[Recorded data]
________________________
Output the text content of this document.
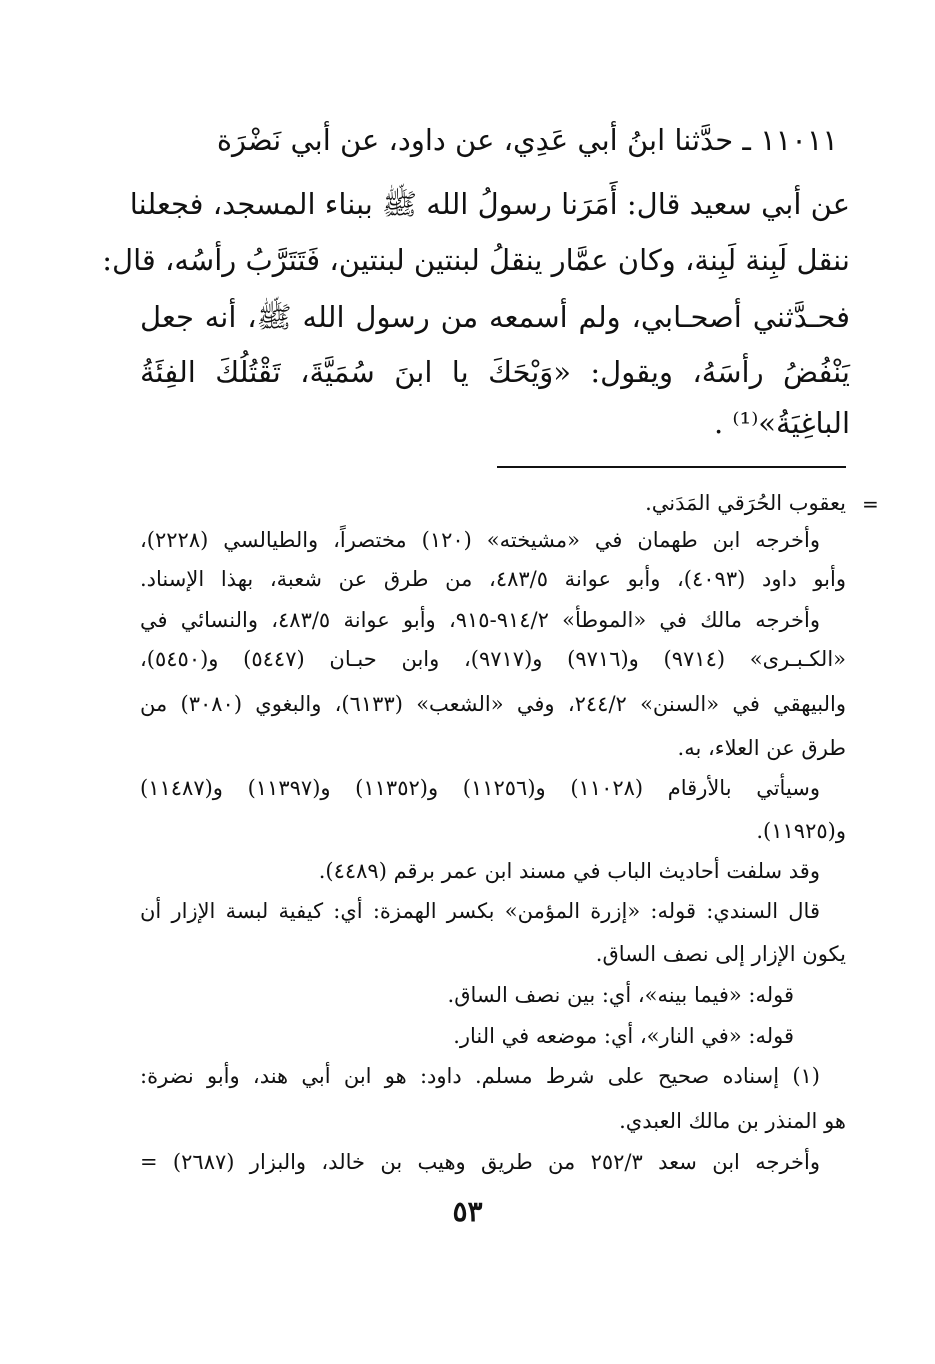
١١٠١١ ـ حدَّثنا ابنُ أبي عَدِي، عن داود، عن أبي نَضْرَة
عن أبي سعيد قال: أَمَرَنا رسولُ الله ﷺ ببناء المسجد، فجعلنا
ننقل لَبِنة لَبِنة، وكان عمَّار ينقلُ لبنتين لبنتين، فَتَتَرَّبُ رأسُه، قال:
فحـدَّثني أصحـابي، ولم أسمعه من رسول الله ﷺ، أنه جعل
يَنْفُضُ رأسَهُ، ويقول: «وَيْحَكَ يا ابنَ سُمَيَّةَ، تَقْتُلُكَ الفِئَةُ
الباغِيَةُ»⁽¹⁾ .
يعقوب الحُرَقي المَدَني.
وأخرجه ابن طهمان في «مشيخته» (١٢٠) مختصراً، والطيالسي (٢٢٢٨)،
وأبو داود (٤٠٩٣)، وأبو عوانة ٤٨٣/٥، من طرق عن شعبة، بهذا الإسناد.
وأخرجه مالك في «الموطأ» ٩١٤/٢-٩١٥، وأبو عوانة ٤٨٣/٥، والنسائي في
«الكـبـرى» (٩٧١٤) و(٩٧١٦) و(٩٧١٧)، وابن حبـان (٥٤٤٧) و(٥٤٥٠)،
والبيهقي في «السنن» ٢٤٤/٢، وفي «الشعب» (٦١٣٣)، والبغوي (٣٠٨٠) من
طرق عن العلاء، به.
وسيأتي بالأرقام (١١٠٢٨) و(١١٢٥٦) و(١١٣٥٢) و(١١٣٩٧) و(١١٤٨٧)
و(١١٩٢٥).
وقد سلفت أحاديث الباب في مسند ابن عمر برقم (٤٤٨٩).
قال السندي: قوله: «إزرة المؤمن» بكسر الهمزة: أي: كيفية لبسة الإزار أن
يكون الإزار إلى نصف الساق.
قوله: «فيما بينه»، أي: بين نصف الساق.
قوله: «في النار»، أي: موضعه في النار.
(١) إسناده صحيح على شرط مسلم. داود: هو ابن أبي هند، وأبو نضرة:
هو المنذر بن مالك العبدي.
وأخرجه ابن سعد ٢٥٢/٣ من طريق وهيب بن خالد، والبزار (٢٦٨٧) =
=
٥٣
________________________
From the entries above, copy every line containing the word "الإزار".

قال السندي: قوله: «إزرة المؤمن» بكسر الهمزة: أي: كيفية لبسة الإزار أن
يكون الإزار إلى نصف الساق.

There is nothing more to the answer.